Text excerpt:

Incidently, I’m also going to have problems with the fact that a single Vim instance opens multiple buffers… I shudder to think about the issues Emacs would give me (besides pinky injuries). Back to the problem at hand, I can’t implement those interfaces until I talk to Vim. Unfortunately, Vim does not have DBus bindings, nor does it emit any signals, which makes it hard to deal with.  And this has led me to a very special juncture in my (arguably short) life as a coder.

Hackery Invariance Point: The total hackery of a project is invariant across possible solutions

Point in case, consider the following problem: Anjuta must issue commands to Vim, vim must reply, and send signals to Anjuta.

1. Vim –remote2 : Vim supports a commandline feature that allows you to send queries/commands to a running vim session (which acts like server). This gives you complete freedom to send Vim any key commands you would like to, as well as request for the values of certain expressions. E.g.:
gvim --server-name GVIM;
# Will first enter insert mode (i), and enter 'abcd' into
# the buffer opened by the first command.
vim --server-name GVIM --remote-send iabcd;
# Will get the value of the setting "tabstop" of the current vim
# buffer.

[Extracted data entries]
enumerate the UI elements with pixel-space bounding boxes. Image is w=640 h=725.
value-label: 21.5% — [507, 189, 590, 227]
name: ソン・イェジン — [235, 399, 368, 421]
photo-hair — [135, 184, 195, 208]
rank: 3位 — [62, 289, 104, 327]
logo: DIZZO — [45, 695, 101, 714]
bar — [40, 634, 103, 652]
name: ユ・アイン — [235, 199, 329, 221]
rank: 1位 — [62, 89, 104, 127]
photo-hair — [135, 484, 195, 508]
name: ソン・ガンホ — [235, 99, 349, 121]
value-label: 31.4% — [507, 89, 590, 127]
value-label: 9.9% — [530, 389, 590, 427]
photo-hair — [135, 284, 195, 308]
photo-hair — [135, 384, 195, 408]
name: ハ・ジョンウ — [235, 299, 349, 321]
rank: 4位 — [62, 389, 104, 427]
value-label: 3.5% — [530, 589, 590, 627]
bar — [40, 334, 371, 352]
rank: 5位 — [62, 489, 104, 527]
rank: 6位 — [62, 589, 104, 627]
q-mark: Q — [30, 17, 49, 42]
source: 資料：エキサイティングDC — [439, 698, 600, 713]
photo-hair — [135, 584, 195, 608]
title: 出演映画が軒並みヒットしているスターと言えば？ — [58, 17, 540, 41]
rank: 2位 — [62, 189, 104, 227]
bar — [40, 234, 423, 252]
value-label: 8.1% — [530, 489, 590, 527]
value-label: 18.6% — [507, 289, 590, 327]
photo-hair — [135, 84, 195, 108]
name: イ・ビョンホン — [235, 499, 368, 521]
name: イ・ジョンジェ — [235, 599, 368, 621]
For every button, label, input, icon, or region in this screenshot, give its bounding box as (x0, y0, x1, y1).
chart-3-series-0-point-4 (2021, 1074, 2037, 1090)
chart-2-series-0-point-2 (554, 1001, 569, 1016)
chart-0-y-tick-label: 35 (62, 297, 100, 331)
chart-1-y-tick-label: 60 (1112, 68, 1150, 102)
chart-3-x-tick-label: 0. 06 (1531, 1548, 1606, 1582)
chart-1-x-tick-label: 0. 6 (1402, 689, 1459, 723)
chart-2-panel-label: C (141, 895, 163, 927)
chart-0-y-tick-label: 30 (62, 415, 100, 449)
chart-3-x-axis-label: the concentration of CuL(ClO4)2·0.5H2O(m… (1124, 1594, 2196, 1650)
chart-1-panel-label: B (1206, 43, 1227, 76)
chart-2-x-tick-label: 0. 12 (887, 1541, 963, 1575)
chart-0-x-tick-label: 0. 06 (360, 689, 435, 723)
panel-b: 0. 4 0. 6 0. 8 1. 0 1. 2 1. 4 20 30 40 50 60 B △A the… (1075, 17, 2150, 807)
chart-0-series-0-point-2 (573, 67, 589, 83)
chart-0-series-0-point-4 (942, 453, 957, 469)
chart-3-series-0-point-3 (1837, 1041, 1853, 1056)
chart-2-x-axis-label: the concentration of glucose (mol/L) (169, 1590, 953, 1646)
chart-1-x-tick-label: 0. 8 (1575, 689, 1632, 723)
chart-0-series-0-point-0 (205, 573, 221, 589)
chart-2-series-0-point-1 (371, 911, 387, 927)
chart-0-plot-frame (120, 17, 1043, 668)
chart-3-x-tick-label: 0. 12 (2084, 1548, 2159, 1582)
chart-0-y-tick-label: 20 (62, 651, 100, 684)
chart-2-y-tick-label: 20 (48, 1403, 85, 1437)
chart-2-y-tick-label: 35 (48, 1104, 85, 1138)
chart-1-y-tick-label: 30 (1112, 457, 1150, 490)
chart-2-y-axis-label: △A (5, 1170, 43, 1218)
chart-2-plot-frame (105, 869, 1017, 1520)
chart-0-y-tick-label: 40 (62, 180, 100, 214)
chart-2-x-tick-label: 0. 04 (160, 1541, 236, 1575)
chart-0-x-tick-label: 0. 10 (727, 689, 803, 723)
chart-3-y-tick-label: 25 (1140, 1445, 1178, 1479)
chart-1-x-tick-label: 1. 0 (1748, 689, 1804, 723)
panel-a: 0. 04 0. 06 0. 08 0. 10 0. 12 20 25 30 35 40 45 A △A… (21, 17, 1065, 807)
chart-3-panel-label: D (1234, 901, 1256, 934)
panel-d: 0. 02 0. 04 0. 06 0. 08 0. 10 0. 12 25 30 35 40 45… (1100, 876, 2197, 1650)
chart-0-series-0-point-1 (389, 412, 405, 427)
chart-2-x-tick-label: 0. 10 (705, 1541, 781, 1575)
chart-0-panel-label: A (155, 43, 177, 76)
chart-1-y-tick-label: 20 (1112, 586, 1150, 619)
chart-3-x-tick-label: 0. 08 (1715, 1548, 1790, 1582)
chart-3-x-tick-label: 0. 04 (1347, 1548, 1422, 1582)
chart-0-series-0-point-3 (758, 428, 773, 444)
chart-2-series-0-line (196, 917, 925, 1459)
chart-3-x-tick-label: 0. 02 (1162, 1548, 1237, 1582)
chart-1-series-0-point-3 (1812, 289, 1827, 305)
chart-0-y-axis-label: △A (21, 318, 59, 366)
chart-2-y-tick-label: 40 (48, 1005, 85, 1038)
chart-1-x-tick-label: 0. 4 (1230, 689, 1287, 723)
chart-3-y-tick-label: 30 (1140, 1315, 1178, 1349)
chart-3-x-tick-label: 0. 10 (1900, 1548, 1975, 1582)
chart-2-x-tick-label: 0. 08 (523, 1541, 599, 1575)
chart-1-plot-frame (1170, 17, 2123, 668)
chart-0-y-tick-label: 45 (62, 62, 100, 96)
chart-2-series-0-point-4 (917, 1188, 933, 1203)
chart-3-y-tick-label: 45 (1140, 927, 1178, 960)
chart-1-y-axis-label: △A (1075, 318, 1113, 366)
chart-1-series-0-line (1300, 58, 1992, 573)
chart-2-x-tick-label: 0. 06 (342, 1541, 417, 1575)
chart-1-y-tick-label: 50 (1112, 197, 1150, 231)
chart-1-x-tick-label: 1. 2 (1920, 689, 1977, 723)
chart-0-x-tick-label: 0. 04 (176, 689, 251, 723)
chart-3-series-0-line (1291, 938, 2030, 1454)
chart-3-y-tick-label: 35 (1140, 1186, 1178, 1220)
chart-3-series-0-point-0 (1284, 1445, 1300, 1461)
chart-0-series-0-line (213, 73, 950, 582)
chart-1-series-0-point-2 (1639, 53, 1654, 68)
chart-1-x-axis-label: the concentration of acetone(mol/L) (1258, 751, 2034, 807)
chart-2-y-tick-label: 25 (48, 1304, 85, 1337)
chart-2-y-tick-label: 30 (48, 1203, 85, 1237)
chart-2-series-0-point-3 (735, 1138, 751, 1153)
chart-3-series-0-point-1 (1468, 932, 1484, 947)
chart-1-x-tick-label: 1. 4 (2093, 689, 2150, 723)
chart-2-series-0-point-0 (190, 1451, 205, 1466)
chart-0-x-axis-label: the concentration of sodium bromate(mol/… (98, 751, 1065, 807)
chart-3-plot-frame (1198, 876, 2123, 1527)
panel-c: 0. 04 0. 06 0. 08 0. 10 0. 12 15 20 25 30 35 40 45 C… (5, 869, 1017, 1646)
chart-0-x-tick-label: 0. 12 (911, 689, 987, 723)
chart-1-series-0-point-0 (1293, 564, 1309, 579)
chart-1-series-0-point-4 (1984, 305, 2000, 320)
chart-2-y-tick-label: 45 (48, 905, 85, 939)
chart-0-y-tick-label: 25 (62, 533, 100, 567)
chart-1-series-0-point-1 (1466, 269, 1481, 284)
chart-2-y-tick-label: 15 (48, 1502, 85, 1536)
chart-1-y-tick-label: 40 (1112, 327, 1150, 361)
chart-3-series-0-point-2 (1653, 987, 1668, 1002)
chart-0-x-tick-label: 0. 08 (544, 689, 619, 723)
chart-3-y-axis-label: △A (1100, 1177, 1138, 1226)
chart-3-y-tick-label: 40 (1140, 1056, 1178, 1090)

To do:
**A)** Answer these questions using the text on Anjuta and Vim.
(i) What two things does Vim lack that make it hard to deal with?
(ii) Under the Hackery Invariance Point, what stays invariant across possible solutions?
(iii) In the example command with --remote-send, what text gets entered into the buffer?
**B)** Please write out everything in the text on Anjuta and Vim from "Hackery Invariance Point: The" down to "signals to Anjuta.".

Numbered responses:
**A)**
(i) Vim has no DBus bindings and does not emit any signals.
(ii) The total hackery of a project.
(iii) 'abcd'

**B)**
Hackery Invariance Point: The total hackery of a project is invariant across possible solutions

Point in case, consider the following problem: Anjuta must issue commands to Vim, vim must reply, and send signals to Anjuta.